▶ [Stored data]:
···

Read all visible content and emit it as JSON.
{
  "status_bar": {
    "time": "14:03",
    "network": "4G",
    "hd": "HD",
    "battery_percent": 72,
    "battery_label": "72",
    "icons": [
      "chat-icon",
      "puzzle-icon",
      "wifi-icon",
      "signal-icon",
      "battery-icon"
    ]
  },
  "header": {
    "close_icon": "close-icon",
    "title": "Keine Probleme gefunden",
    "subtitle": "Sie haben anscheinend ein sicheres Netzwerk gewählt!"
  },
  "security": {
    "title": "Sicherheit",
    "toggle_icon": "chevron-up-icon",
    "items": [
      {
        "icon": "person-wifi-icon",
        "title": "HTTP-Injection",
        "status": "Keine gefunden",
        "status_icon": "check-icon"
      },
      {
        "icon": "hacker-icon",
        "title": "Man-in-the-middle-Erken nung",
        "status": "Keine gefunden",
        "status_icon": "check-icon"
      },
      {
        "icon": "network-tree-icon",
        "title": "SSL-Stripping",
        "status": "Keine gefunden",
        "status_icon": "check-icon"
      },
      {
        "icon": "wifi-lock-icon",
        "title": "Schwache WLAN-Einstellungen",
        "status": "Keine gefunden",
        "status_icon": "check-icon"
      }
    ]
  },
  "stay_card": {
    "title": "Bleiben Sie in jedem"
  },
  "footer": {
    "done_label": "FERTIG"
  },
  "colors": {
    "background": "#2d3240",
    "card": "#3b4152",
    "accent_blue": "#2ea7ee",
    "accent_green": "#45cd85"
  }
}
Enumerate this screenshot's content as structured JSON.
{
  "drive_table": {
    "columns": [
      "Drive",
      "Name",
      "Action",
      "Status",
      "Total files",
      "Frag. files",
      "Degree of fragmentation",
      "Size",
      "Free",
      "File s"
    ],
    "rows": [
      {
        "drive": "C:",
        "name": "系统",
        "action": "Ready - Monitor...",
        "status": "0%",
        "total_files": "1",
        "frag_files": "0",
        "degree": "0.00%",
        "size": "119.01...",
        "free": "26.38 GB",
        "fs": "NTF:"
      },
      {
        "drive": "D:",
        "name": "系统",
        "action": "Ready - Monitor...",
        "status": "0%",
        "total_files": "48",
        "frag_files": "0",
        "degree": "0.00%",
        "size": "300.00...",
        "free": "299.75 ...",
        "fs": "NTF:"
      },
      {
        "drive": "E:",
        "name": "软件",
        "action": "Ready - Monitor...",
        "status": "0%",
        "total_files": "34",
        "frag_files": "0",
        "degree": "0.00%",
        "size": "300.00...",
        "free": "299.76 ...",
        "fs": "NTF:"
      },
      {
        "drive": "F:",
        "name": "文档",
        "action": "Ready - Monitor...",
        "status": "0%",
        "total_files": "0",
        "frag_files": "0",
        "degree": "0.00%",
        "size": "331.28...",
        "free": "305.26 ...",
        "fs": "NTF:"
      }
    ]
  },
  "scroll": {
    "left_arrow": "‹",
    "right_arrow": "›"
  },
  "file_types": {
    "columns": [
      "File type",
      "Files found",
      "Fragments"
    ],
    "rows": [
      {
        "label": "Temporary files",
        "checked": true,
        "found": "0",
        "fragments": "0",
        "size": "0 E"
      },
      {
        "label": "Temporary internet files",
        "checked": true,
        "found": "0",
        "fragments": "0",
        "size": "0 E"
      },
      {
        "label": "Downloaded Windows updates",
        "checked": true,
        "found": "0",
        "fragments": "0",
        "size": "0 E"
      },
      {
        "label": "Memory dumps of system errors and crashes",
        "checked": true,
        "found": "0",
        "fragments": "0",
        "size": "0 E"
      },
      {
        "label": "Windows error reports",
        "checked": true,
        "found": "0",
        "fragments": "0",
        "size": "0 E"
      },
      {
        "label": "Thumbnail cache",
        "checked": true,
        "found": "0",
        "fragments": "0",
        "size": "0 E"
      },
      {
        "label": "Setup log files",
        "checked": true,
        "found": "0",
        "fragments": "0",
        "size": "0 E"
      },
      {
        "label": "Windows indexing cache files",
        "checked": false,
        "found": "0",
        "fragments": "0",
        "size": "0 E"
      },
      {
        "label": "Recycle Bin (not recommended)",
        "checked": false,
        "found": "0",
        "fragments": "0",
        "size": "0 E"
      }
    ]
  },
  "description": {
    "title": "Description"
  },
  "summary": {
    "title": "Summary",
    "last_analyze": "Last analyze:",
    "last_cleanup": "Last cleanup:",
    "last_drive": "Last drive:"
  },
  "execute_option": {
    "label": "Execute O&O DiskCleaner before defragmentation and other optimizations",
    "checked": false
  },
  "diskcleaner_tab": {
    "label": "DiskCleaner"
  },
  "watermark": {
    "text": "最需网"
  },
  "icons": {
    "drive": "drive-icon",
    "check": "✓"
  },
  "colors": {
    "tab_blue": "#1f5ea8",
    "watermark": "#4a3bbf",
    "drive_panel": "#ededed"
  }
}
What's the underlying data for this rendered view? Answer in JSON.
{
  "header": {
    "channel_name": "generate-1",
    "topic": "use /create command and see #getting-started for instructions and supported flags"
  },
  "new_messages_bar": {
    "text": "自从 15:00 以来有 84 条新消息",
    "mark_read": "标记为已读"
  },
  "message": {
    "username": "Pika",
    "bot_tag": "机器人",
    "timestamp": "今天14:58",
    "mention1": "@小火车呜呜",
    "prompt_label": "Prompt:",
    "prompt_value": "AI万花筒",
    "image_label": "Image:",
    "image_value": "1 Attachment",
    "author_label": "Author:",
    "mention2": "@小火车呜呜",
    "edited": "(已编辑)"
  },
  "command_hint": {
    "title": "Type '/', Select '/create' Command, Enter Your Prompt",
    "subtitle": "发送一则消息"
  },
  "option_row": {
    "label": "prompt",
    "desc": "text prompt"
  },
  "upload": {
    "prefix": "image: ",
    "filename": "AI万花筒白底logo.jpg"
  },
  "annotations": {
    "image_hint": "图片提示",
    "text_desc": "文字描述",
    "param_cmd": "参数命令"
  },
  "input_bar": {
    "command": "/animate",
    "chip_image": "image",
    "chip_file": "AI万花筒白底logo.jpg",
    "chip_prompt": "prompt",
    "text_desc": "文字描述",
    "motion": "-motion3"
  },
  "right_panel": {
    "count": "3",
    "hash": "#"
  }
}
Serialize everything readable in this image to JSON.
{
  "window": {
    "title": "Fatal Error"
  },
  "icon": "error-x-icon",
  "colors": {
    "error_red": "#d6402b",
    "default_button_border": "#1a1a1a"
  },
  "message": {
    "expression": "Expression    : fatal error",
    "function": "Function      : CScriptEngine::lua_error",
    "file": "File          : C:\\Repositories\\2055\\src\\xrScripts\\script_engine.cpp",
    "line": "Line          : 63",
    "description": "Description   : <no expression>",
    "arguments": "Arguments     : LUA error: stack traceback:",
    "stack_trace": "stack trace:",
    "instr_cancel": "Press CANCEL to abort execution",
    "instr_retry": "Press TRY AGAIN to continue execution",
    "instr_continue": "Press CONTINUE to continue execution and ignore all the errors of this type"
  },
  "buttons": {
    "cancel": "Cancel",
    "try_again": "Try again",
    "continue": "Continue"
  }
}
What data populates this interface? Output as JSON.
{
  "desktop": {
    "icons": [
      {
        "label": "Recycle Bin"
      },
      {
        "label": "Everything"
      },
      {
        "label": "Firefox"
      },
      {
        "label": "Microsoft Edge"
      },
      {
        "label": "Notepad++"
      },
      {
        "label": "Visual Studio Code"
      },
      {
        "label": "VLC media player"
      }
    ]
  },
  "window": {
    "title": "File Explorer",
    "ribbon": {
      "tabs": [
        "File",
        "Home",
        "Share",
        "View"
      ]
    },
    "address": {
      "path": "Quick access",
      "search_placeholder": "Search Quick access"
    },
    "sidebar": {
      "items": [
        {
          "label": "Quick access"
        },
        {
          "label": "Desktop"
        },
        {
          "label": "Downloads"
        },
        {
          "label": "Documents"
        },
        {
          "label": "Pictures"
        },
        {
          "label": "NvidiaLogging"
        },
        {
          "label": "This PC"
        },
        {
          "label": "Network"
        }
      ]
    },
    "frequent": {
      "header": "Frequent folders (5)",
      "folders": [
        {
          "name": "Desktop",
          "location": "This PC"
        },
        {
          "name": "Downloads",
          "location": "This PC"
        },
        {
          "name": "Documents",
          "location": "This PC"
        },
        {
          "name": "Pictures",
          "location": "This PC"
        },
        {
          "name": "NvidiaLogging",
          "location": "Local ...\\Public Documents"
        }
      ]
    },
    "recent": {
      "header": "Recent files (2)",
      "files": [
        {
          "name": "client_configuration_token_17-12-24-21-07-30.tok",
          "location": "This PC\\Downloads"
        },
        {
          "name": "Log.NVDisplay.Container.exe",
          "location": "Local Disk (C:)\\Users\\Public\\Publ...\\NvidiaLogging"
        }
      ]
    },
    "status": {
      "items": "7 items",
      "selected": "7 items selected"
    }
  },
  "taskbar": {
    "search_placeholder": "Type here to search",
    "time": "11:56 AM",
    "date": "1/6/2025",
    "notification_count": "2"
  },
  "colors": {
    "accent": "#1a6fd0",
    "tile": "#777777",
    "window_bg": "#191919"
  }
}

···

▶ [Task instructions]:
Collect, from the material above, every line containing the word "header".

▶ [Solution for this exercise]:
  "header": {
  "header": {
      "header": "Frequent folders (5)",
      "header": "Recent files (2)",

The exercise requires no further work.